▸ What the task requires: Wherever the string "subtitle" appears in the listing, copy that line.

>> Start The input

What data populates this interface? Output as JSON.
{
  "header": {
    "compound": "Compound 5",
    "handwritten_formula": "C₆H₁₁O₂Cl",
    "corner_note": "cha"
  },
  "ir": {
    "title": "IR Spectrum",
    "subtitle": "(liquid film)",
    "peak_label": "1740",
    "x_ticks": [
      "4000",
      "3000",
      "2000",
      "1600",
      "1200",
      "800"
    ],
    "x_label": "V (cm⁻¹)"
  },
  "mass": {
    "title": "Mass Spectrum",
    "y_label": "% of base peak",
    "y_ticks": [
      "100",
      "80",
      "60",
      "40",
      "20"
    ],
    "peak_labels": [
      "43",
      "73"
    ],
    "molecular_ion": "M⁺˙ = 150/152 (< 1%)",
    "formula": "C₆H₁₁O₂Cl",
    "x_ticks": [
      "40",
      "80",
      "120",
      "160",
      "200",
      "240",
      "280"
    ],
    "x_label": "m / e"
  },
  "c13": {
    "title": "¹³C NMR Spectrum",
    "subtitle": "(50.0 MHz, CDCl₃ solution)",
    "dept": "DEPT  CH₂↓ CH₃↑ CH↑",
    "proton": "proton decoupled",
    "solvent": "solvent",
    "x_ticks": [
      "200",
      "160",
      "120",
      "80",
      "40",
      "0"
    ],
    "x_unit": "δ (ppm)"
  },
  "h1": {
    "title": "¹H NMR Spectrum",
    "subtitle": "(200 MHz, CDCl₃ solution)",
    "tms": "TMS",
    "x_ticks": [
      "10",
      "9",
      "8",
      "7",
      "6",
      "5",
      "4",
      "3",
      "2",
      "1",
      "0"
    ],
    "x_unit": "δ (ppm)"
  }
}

>> End The input

▸ The reply:
    "subtitle": "(liquid film)",
    "subtitle": "(50.0 MHz, CDCl₃ solution)",
    "subtitle": "(200 MHz, CDCl₃ solution)",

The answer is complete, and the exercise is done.